┌─ Data supplied

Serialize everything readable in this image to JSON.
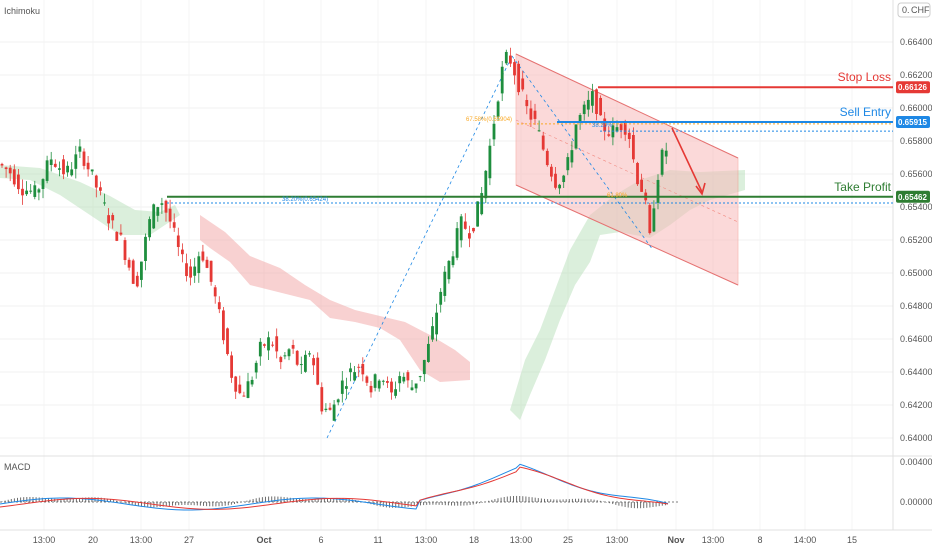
{
  "header": {
    "indicator_title": "Ichimoku",
    "currency": "CHF",
    "currency_prefix": "0."
  },
  "macd_panel": {
    "title": "MACD"
  },
  "chart_data": {
    "type": "candlestick",
    "symbol_currency": "CHF",
    "price_axis": {
      "ticks": [
        "0.66400",
        "0.66200",
        "0.66000",
        "0.65800",
        "0.65600",
        "0.65400",
        "0.65200",
        "0.65000",
        "0.64800",
        "0.64600",
        "0.64400",
        "0.64200",
        "0.64000"
      ],
      "range": [
        0.6392,
        0.6652
      ]
    },
    "time_axis": {
      "ticks": [
        "13:00",
        "20",
        "13:00",
        "27",
        "Oct",
        "6",
        "11",
        "13:00",
        "18",
        "13:00",
        "25",
        "13:00",
        "Nov",
        "13:00",
        "8",
        "14:00",
        "15"
      ]
    },
    "levels": [
      {
        "name": "Stop Loss",
        "value": 0.66126,
        "label": "0.66126",
        "color": "#e53935"
      },
      {
        "name": "Sell Entry",
        "value": 0.65915,
        "label": "0.65915",
        "color": "#1e88e5"
      },
      {
        "name": "Take Profit",
        "value": 0.65462,
        "label": "0.65462",
        "color": "#2e7d32"
      }
    ],
    "fib_labels": [
      {
        "text": "67.58%(0.65904)",
        "color": "#f9a825"
      },
      {
        "text": "38.20%(0.65424)",
        "color": "#1e88e5"
      },
      {
        "text": "38.20%",
        "color": "#1e88e5"
      },
      {
        "text": "61.80%",
        "color": "#f9a825"
      }
    ],
    "macd": {
      "ticks": [
        "0.00400",
        "0.00000"
      ]
    },
    "colors": {
      "up": "#26a69a",
      "down": "#ef5350",
      "candle_up": "#1e8e3e",
      "candle_down": "#e53935",
      "cloud_green": "#a5d6a7",
      "cloud_red": "#ef9a9a",
      "channel_fill": "#f8bbbb",
      "macd_line": "#1e88e5",
      "signal_line": "#e53935"
    }
  }
}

└─

= What is being asked =
Identify and copy lines that hold the string "value".

= The completed task =
        "value": 0.66126,
        "value": 0.65915,
        "value": 0.65462,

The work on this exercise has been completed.